**Exercise goal:** Print the line containing "What data populates" and each line after it through the end, please, with nothing added.
━━━━━ Rows ━━━━━
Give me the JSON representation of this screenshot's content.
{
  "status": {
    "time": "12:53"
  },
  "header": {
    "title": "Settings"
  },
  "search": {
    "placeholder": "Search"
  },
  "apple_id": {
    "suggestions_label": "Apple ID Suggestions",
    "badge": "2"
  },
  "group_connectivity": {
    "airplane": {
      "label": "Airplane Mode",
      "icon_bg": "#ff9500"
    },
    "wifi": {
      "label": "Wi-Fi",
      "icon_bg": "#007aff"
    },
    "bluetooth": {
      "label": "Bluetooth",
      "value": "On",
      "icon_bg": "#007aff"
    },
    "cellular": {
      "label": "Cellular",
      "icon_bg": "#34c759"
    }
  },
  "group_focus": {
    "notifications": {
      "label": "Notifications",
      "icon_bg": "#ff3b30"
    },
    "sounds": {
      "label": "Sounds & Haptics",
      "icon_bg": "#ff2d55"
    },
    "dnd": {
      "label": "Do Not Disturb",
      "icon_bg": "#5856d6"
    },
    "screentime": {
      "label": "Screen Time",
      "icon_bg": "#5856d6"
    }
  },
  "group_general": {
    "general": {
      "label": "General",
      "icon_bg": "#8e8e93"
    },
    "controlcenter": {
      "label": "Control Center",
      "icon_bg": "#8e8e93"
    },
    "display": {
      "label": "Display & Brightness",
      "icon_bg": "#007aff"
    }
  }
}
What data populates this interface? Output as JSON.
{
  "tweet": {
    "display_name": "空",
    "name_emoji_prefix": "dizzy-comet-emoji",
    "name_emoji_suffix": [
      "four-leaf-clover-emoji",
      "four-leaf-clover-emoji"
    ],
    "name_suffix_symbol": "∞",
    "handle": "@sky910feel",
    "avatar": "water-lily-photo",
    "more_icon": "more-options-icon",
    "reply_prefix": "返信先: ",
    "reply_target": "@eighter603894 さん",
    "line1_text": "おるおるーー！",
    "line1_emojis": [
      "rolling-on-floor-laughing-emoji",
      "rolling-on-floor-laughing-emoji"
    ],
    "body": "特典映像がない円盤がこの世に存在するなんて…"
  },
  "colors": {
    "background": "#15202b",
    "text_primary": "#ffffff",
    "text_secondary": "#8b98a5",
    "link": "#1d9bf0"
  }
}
━━━━━
**Full response:**
What data populates this interface? Output as JSON.
{
  "tweet": {
    "display_name": "空",
    "name_emoji_prefix": "dizzy-comet-emoji",
    "name_emoji_suffix": [
      "four-leaf-clover-emoji",
      "four-leaf-clover-emoji"
    ],
    "name_suffix_symbol": "∞",
    "handle": "@sky910feel",
    "avatar": "water-lily-photo",
    "more_icon": "more-options-icon",
    "reply_prefix": "返信先: ",
    "reply_target": "@eighter603894 さん",
    "line1_text": "おるおるーー！",
    "line1_emojis": [
      "rolling-on-floor-laughing-emoji",
      "rolling-on-floor-laughing-emoji"
    ],
    "body": "特典映像がない円盤がこの世に存在するなんて…"
  },
  "colors": {
    "background": "#15202b",
    "text_primary": "#ffffff",
    "text_secondary": "#8b98a5",
    "link": "#1d9bf0"
  }
}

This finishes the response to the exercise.